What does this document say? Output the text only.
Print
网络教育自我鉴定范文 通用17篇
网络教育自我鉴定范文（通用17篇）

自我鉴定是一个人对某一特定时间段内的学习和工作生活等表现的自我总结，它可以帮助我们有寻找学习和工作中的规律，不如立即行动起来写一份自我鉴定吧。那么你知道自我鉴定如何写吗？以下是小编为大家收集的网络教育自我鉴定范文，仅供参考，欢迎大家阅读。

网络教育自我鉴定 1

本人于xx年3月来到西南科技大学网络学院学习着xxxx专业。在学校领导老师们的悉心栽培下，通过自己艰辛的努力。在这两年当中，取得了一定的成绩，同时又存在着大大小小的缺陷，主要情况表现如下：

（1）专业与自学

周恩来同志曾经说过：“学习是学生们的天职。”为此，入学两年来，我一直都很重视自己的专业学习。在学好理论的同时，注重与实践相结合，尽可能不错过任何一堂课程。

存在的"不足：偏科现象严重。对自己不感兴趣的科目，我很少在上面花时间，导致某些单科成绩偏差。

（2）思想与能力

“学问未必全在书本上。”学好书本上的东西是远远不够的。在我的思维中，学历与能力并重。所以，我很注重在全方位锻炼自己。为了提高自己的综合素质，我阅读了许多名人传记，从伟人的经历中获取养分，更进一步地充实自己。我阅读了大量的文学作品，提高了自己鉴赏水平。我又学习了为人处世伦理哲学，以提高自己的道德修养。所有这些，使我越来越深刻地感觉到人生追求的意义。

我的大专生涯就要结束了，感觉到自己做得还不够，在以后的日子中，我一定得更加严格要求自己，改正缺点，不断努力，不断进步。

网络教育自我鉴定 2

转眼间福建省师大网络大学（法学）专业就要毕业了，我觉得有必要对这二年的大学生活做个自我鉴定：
····················
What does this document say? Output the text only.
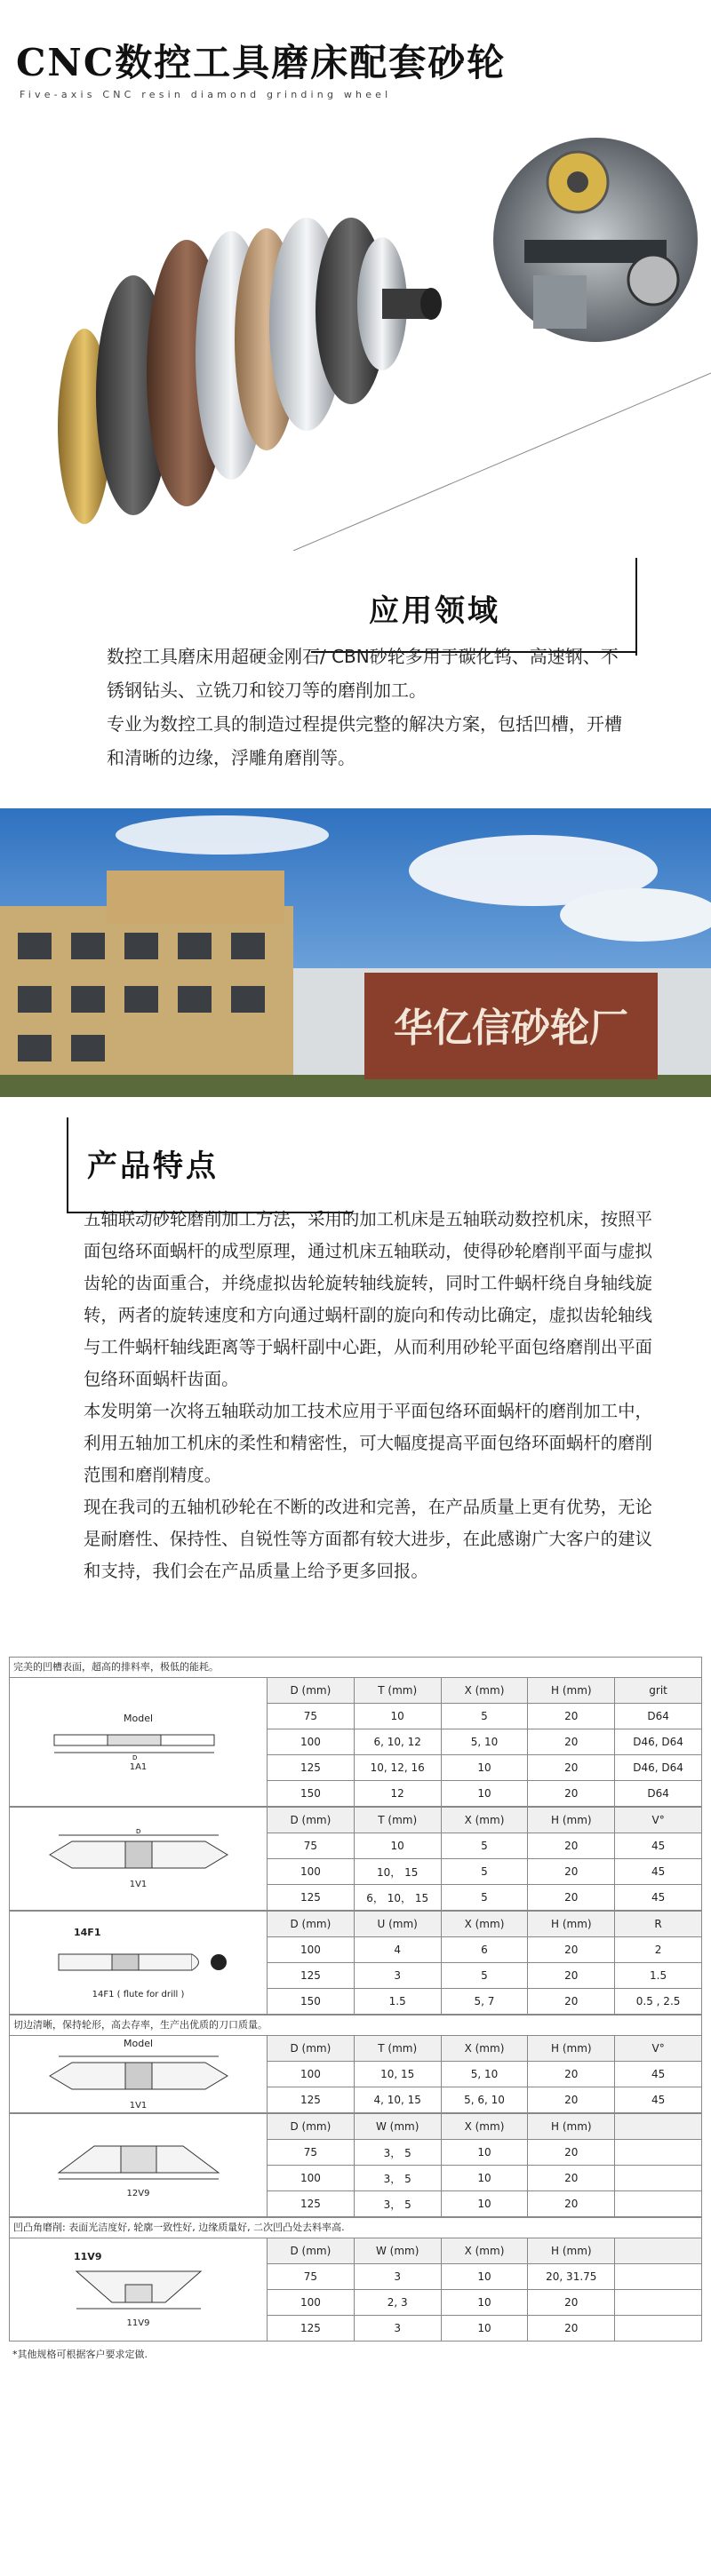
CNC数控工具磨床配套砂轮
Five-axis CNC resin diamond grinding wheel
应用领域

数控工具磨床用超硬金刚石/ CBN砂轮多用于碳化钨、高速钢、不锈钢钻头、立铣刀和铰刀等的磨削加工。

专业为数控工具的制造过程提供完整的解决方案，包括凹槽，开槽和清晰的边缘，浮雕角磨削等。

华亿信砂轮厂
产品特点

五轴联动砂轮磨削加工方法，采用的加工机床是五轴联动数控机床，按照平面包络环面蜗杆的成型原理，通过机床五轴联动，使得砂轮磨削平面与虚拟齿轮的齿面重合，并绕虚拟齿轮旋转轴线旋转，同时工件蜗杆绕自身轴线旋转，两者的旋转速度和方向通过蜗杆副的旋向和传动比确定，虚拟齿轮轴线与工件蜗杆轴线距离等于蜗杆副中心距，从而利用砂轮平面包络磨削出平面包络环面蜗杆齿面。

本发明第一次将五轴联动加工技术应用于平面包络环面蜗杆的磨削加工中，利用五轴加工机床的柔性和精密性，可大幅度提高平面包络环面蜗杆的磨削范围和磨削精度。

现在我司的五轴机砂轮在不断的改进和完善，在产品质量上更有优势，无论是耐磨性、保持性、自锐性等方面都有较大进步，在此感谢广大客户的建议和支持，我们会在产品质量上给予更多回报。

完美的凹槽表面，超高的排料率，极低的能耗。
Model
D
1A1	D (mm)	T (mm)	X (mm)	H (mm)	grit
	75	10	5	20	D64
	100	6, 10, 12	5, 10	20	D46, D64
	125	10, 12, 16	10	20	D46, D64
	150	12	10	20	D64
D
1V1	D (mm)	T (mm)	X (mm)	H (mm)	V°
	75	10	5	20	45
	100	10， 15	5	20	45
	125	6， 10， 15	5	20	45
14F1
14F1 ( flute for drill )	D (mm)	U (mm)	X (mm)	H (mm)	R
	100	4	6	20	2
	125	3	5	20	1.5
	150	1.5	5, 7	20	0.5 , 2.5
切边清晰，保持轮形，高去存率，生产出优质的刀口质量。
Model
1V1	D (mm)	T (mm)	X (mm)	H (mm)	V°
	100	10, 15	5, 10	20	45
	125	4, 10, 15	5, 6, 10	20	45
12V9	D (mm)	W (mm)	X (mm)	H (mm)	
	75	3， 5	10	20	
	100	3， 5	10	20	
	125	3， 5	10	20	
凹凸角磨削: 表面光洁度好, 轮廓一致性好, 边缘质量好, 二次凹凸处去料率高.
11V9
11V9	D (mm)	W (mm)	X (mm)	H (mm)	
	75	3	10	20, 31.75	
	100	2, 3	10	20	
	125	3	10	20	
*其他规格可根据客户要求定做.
····················
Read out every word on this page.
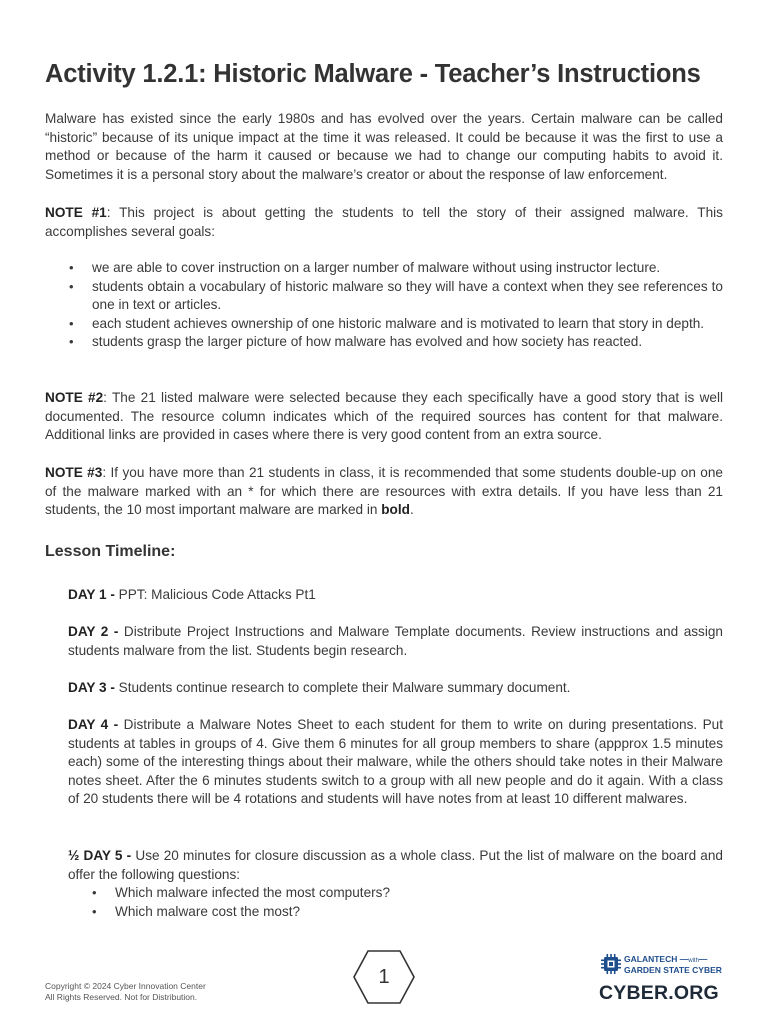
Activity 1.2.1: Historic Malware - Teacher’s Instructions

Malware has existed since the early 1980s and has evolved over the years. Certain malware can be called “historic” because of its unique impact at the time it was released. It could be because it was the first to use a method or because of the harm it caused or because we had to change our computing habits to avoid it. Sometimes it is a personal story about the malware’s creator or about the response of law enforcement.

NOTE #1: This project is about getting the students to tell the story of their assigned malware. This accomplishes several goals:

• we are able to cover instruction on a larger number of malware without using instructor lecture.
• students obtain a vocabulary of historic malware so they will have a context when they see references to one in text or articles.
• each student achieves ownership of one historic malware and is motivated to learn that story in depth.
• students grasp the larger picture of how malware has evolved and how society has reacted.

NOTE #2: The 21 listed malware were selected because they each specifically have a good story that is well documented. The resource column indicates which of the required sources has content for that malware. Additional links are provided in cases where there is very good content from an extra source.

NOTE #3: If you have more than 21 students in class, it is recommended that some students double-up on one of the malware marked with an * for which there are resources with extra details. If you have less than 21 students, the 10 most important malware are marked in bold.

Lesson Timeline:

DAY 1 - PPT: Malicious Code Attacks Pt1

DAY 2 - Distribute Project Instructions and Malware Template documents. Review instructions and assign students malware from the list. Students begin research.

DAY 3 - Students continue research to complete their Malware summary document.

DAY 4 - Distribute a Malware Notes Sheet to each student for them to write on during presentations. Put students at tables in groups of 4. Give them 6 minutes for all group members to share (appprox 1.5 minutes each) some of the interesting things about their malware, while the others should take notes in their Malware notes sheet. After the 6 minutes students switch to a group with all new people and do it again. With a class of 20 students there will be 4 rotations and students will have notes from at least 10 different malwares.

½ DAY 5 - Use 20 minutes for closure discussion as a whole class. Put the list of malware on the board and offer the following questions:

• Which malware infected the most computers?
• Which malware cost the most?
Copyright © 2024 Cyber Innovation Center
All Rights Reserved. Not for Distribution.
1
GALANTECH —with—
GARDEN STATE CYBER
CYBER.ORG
····················
## TASK
Each line above that holds the string "most" should be copied and shown.

## EXERCISE ANSWER
NOTE #3: If you have more than 21 students in class, it is recommended that some students double-up on one of the malware marked with an * for which there are resources with extra details. If you have less than 21 students, the 10 most important malware are marked in bold.
• Which malware infected the most computers?
• Which malware cost the most?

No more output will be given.